• THE REQUEST: Every entry below must appear again, exactly as written.

• DATA EXCERPTS:

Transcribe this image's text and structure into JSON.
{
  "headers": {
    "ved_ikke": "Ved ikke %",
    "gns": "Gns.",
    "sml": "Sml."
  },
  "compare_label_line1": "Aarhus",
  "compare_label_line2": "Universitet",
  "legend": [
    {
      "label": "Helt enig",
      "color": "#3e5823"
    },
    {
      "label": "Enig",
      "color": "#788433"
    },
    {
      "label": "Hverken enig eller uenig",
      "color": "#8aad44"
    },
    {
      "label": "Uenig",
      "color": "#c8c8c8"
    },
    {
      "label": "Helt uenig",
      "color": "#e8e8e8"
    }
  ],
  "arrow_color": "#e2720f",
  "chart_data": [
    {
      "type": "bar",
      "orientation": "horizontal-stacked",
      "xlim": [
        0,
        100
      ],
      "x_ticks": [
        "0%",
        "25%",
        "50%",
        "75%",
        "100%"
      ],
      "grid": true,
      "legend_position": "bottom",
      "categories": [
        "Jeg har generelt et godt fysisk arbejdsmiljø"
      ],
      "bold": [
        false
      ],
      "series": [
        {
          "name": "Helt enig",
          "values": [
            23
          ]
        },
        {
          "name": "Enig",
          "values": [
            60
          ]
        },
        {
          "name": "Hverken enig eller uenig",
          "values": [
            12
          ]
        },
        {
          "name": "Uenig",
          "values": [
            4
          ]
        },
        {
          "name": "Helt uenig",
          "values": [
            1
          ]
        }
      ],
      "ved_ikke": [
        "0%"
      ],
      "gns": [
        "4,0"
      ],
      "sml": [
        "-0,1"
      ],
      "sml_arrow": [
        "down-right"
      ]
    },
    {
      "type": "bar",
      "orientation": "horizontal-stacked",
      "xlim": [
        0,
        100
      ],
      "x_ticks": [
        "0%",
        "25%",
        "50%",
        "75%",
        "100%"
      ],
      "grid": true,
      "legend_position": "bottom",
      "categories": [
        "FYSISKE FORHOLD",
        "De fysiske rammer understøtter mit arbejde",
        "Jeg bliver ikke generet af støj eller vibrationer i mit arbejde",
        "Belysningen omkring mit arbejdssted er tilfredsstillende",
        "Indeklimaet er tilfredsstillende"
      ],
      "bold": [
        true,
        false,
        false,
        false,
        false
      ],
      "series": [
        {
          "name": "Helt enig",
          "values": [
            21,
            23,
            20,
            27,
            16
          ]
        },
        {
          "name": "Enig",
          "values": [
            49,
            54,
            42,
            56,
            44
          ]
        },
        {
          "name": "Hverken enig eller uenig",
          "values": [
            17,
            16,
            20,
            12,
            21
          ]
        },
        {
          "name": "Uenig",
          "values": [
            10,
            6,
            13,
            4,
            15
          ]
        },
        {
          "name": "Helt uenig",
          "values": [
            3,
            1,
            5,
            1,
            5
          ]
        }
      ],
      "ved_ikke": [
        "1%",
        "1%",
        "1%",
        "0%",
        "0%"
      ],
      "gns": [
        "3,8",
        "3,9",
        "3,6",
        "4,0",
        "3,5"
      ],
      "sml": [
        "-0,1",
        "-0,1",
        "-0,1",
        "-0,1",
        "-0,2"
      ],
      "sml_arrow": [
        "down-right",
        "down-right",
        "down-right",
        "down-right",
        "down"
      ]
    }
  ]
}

• SOLUTION TO THIS EXERCISE:
Transcribe this image's text and structure into JSON.
{
  "headers": {
    "ved_ikke": "Ved ikke %",
    "gns": "Gns.",
    "sml": "Sml."
  },
  "compare_label_line1": "Aarhus",
  "compare_label_line2": "Universitet",
  "legend": [
    {
      "label": "Helt enig",
      "color": "#3e5823"
    },
    {
      "label": "Enig",
      "color": "#788433"
    },
    {
      "label": "Hverken enig eller uenig",
      "color": "#8aad44"
    },
    {
      "label": "Uenig",
      "color": "#c8c8c8"
    },
    {
      "label": "Helt uenig",
      "color": "#e8e8e8"
    }
  ],
  "arrow_color": "#e2720f",
  "chart_data": [
    {
      "type": "bar",
      "orientation": "horizontal-stacked",
      "xlim": [
        0,
        100
      ],
      "x_ticks": [
        "0%",
        "25%",
        "50%",
        "75%",
        "100%"
      ],
      "grid": true,
      "legend_position": "bottom",
      "categories": [
        "Jeg har generelt et godt fysisk arbejdsmiljø"
      ],
      "bold": [
        false
      ],
      "series": [
        {
          "name": "Helt enig",
          "values": [
            23
          ]
        },
        {
          "name": "Enig",
          "values": [
            60
          ]
        },
        {
          "name": "Hverken enig eller uenig",
          "values": [
            12
          ]
        },
        {
          "name": "Uenig",
          "values": [
            4
          ]
        },
        {
          "name": "Helt uenig",
          "values": [
            1
          ]
        }
      ],
      "ved_ikke": [
        "0%"
      ],
      "gns": [
        "4,0"
      ],
      "sml": [
        "-0,1"
      ],
      "sml_arrow": [
        "down-right"
      ]
    },
    {
      "type": "bar",
      "orientation": "horizontal-stacked",
      "xlim": [
        0,
        100
      ],
      "x_ticks": [
        "0%",
        "25%",
        "50%",
        "75%",
        "100%"
      ],
      "grid": true,
      "legend_position": "bottom",
      "categories": [
        "FYSISKE FORHOLD",
        "De fysiske rammer understøtter mit arbejde",
        "Jeg bliver ikke generet af støj eller vibrationer i mit arbejde",
        "Belysningen omkring mit arbejdssted er tilfredsstillende",
        "Indeklimaet er tilfredsstillende"
      ],
      "bold": [
        true,
        false,
        false,
        false,
        false
      ],
      "series": [
        {
          "name": "Helt enig",
          "values": [
            21,
            23,
            20,
            27,
            16
          ]
        },
        {
          "name": "Enig",
          "values": [
            49,
            54,
            42,
            56,
            44
          ]
        },
        {
          "name": "Hverken enig eller uenig",
          "values": [
            17,
            16,
            20,
            12,
            21
          ]
        },
        {
          "name": "Uenig",
          "values": [
            10,
            6,
            13,
            4,
            15
          ]
        },
        {
          "name": "Helt uenig",
          "values": [
            3,
            1,
            5,
            1,
            5
          ]
        }
      ],
      "ved_ikke": [
        "1%",
        "1%",
        "1%",
        "0%",
        "0%"
      ],
      "gns": [
        "3,8",
        "3,9",
        "3,6",
        "4,0",
        "3,5"
      ],
      "sml": [
        "-0,1",
        "-0,1",
        "-0,1",
        "-0,1",
        "-0,2"
      ],
      "sml_arrow": [
        "down-right",
        "down-right",
        "down-right",
        "down-right",
        "down"
      ]
    }
  ]
}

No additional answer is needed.